**AIM:** Only the number is wanted: how many lines contain the word "دستی"?

Collected data:
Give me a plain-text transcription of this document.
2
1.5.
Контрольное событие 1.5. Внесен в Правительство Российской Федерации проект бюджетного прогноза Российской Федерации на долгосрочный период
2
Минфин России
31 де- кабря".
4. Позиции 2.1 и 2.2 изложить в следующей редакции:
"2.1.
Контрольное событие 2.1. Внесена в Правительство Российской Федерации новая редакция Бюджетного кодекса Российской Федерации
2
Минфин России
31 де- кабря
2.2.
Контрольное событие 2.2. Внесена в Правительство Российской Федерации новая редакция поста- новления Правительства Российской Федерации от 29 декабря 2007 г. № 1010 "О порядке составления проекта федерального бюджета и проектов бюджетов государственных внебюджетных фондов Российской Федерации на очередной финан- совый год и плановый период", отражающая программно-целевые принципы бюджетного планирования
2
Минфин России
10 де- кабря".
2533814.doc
--
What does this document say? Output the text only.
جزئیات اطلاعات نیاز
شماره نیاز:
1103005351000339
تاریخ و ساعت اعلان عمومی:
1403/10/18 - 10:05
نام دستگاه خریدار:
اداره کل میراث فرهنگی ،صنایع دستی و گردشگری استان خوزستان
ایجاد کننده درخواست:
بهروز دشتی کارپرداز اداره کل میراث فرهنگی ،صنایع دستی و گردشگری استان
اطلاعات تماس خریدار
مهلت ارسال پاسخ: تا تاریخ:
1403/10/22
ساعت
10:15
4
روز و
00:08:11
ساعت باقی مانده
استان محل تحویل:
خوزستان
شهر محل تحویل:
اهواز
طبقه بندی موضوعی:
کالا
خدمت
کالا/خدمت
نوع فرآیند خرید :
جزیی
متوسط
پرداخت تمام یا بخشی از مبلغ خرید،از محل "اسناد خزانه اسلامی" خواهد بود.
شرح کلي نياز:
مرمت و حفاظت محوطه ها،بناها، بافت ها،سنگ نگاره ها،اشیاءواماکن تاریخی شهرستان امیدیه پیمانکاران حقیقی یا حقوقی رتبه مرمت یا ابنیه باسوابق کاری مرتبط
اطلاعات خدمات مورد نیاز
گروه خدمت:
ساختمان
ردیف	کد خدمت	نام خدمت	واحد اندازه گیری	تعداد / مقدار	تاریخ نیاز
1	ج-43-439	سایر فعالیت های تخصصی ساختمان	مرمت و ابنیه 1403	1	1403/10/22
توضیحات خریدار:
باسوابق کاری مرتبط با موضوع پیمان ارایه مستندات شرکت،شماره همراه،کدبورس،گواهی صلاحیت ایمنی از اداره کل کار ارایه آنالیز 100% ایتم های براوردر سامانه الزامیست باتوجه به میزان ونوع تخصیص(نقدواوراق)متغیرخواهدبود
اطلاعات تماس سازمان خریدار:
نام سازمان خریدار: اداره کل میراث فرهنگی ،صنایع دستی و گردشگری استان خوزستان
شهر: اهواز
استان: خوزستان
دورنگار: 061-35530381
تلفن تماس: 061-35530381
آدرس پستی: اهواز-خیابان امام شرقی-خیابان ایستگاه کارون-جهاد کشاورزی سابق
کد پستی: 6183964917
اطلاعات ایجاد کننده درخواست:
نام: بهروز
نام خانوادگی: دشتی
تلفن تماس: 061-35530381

**WRITTEN ANSWER:** 3